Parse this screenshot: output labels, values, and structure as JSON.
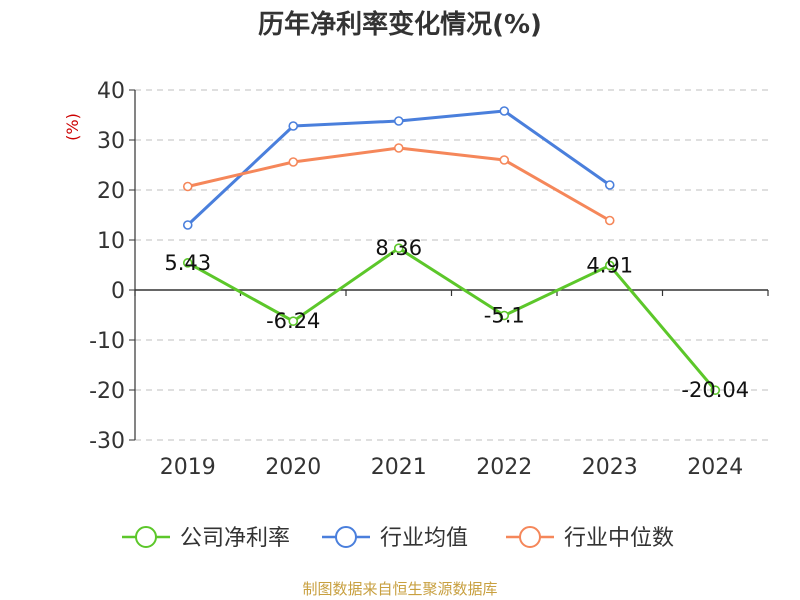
{
  "chart_data": {
    "type": "line",
    "title": "历年净利率变化情况(%)",
    "ylabel": "(%)",
    "categories": [
      "2019",
      "2020",
      "2021",
      "2022",
      "2023",
      "2024"
    ],
    "ylim": [
      -30,
      40
    ],
    "yticks": [
      40,
      30,
      20,
      10,
      0,
      -10,
      -20,
      -30
    ],
    "grid": true,
    "legend_position": "bottom",
    "series": [
      {
        "name": "公司净利率",
        "color": "#5cc72a",
        "values": [
          5.43,
          -6.24,
          8.36,
          -5.1,
          4.91,
          -20.04
        ],
        "labels": [
          "5.43",
          "-6.24",
          "8.36",
          "-5.1",
          "4.91",
          "-20.04"
        ]
      },
      {
        "name": "行业均值",
        "color": "#4a7fdc",
        "values": [
          13,
          32.8,
          33.8,
          35.8,
          21,
          null
        ]
      },
      {
        "name": "行业中位数",
        "color": "#f5875a",
        "values": [
          20.7,
          25.6,
          28.4,
          26,
          13.9,
          null
        ]
      }
    ]
  },
  "colors": {
    "title": "#333333",
    "unit": "#cc0000",
    "source": "#c8a040",
    "axis": "#333333",
    "grid": "#cccccc"
  },
  "source_text": "制图数据来自恒生聚源数据库"
}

-=-=-

*Exercise instructions*.
The material above holds pictures; copy everything else in it exactly.

*The solution*.
Parse this screenshot: output labels, values, and structure as JSON.
{
  "chart_data": {
    "type": "line",
    "title": "历年净利率变化情况(%)",
    "ylabel": "(%)",
    "categories": [
      "2019",
      "2020",
      "2021",
      "2022",
      "2023",
      "2024"
    ],
    "ylim": [
      -30,
      40
    ],
    "yticks": [
      40,
      30,
      20,
      10,
      0,
      -10,
      -20,
      -30
    ],
    "grid": true,
    "legend_position": "bottom",
    "series": [
      {
        "name": "公司净利率",
        "color": "#5cc72a",
        "values": [
          5.43,
          -6.24,
          8.36,
          -5.1,
          4.91,
          -20.04
        ],
        "labels": [
          "5.43",
          "-6.24",
          "8.36",
          "-5.1",
          "4.91",
          "-20.04"
        ]
      },
      {
        "name": "行业均值",
        "color": "#4a7fdc",
        "values": [
          13,
          32.8,
          33.8,
          35.8,
          21,
          null
        ]
      },
      {
        "name": "行业中位数",
        "color": "#f5875a",
        "values": [
          20.7,
          25.6,
          28.4,
          26,
          13.9,
          null
        ]
      }
    ]
  },
  "colors": {
    "title": "#333333",
    "unit": "#cc0000",
    "source": "#c8a040",
    "axis": "#333333",
    "grid": "#cccccc"
  },
  "source_text": "制图数据来自恒生聚源数据库"
}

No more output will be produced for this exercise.